**Written request:**
Could you reproduce the lines in the records below, from the line containing "x-tick-label: 12/04: [190, 296, 203, 330]" through the line containing "x-tick-label: 11/04: [416, 296, 429, 330]", inclusive, without changing a single character?

**Task data:**
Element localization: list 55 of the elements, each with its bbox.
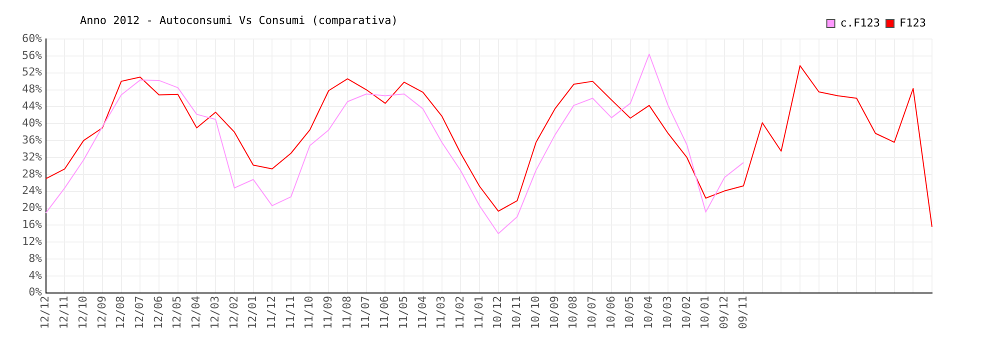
x-tick-label: 12/04: [190, 296, 203, 330]
x-tick-label: 12/02: [227, 296, 240, 330]
legend-label: F123: [900, 16, 926, 30]
y-tick-label: 8%: [28, 252, 42, 265]
x-tick-label: 10/03: [660, 296, 674, 330]
x-tick-label: 10/11: [510, 296, 524, 330]
y-tick-label: 52%: [22, 66, 42, 79]
y-tick-label: 32%: [22, 150, 42, 164]
x-tick-label: 10/05: [623, 296, 636, 330]
x-tick-label: 11/12: [264, 296, 278, 330]
x-tick-label: 12/01: [246, 296, 260, 330]
y-tick-label: 56%: [22, 48, 42, 62]
x-tick-label: 11/09: [322, 296, 335, 330]
x-tick-label: 10/08: [566, 296, 580, 330]
y-tick-label: 40%: [22, 116, 42, 130]
x-tick-label: 11/03: [434, 296, 448, 330]
x-tick-label: 12/10: [76, 296, 90, 330]
x-tick-label: 09/12: [717, 296, 730, 330]
x-tick-label: 11/04: [416, 296, 429, 330]
y-tick-label: 16%: [22, 218, 42, 232]
y-tick-label: 36%: [22, 133, 42, 146]
x-tick-label: 11/05: [396, 296, 410, 330]
x-tick-label: 10/02: [680, 296, 693, 330]
y-tick-label: 20%: [22, 201, 42, 214]
x-tick-label: 10/06: [604, 296, 618, 330]
x-tick-label: 12/08: [114, 296, 128, 330]
x-tick-label: 12/07: [132, 296, 146, 330]
y-tick-label: 28%: [22, 167, 42, 180]
x-tick-label: 10/12: [491, 296, 504, 330]
x-tick-label: 12/09: [95, 296, 108, 330]
x-tick-label: 11/07: [359, 296, 372, 330]
x-tick-label: 11/11: [284, 296, 297, 330]
y-tick-label: 48%: [22, 82, 42, 96]
legend-label: c.F123: [840, 16, 880, 30]
y-tick-label: 24%: [22, 184, 42, 198]
x-tick-label: 11/08: [340, 296, 354, 330]
x-tick-label: 12/11: [58, 296, 71, 330]
x-tick-label: 10/07: [585, 296, 598, 330]
x-tick-label: 09/11: [736, 296, 750, 330]
x-tick-label: 11/02: [454, 296, 467, 330]
x-tick-label: 12/06: [152, 296, 165, 330]
y-tick-label: 12%: [22, 234, 42, 248]
y-tick-label: 60%: [22, 32, 42, 45]
x-tick-label: 11/06: [378, 296, 392, 330]
x-tick-label: 10/10: [528, 296, 542, 330]
x-tick-label: 10/01: [698, 296, 712, 330]
x-tick-label: 11/10: [302, 296, 316, 330]
y-tick-label: 44%: [22, 100, 42, 113]
x-tick-label: 11/01: [472, 296, 486, 330]
x-tick-label: 12/03: [208, 296, 222, 330]
y-tick-label: 4%: [28, 268, 42, 282]
x-tick-label: 10/09: [548, 296, 561, 330]
x-tick-label: 10/04: [642, 296, 656, 330]
x-tick-label: 12/05: [170, 296, 184, 330]
chart-title: Anno 2012 - Autoconsumi Vs Consumi (comparativa): [80, 14, 398, 27]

**Result of this exercise:**
x-tick-label: 12/04: [190, 296, 203, 330]
x-tick-label: 12/02: [227, 296, 240, 330]
legend-label: F123: [900, 16, 926, 30]
y-tick-label: 8%: [28, 252, 42, 265]
x-tick-label: 10/03: [660, 296, 674, 330]
x-tick-label: 10/11: [510, 296, 524, 330]
y-tick-label: 52%: [22, 66, 42, 79]
y-tick-label: 32%: [22, 150, 42, 164]
x-tick-label: 10/05: [623, 296, 636, 330]
x-tick-label: 11/12: [264, 296, 278, 330]
x-tick-label: 12/01: [246, 296, 260, 330]
y-tick-label: 56%: [22, 48, 42, 62]
x-tick-label: 11/09: [322, 296, 335, 330]
x-tick-label: 10/08: [566, 296, 580, 330]
y-tick-label: 40%: [22, 116, 42, 130]
x-tick-label: 11/03: [434, 296, 448, 330]
x-tick-label: 12/10: [76, 296, 90, 330]
x-tick-label: 09/12: [717, 296, 730, 330]
x-tick-label: 11/04: [416, 296, 429, 330]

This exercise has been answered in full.